• Prompt
Look through the lines below and state how many hold the word "form". Write only the number.

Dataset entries
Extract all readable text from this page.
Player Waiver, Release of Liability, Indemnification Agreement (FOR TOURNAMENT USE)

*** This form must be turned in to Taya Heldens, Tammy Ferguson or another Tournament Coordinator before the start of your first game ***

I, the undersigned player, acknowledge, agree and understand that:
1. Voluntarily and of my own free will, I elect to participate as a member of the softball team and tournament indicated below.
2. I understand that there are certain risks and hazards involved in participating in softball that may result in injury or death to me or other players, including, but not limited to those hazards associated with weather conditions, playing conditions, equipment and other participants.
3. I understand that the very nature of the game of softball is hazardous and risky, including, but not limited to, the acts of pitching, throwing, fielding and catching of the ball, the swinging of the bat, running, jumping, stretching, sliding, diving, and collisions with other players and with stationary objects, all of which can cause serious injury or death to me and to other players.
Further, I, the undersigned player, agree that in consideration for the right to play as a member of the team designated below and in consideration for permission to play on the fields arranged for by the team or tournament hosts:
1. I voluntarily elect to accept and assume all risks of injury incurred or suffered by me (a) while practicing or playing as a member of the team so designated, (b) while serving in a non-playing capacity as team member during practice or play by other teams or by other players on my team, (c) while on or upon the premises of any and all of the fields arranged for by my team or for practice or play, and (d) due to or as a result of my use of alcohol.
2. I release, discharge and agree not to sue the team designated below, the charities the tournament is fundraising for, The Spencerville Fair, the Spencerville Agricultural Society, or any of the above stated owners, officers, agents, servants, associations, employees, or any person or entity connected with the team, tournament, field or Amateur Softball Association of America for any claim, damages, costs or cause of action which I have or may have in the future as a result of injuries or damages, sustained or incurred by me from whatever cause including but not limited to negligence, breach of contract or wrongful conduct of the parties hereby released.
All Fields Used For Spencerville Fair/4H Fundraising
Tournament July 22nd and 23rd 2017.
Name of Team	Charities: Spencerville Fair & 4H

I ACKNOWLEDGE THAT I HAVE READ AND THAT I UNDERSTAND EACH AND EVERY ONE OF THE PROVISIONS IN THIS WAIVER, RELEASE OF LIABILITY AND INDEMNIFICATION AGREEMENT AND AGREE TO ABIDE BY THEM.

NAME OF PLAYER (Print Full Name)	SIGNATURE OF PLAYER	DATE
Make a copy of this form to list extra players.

• Exercise solution
2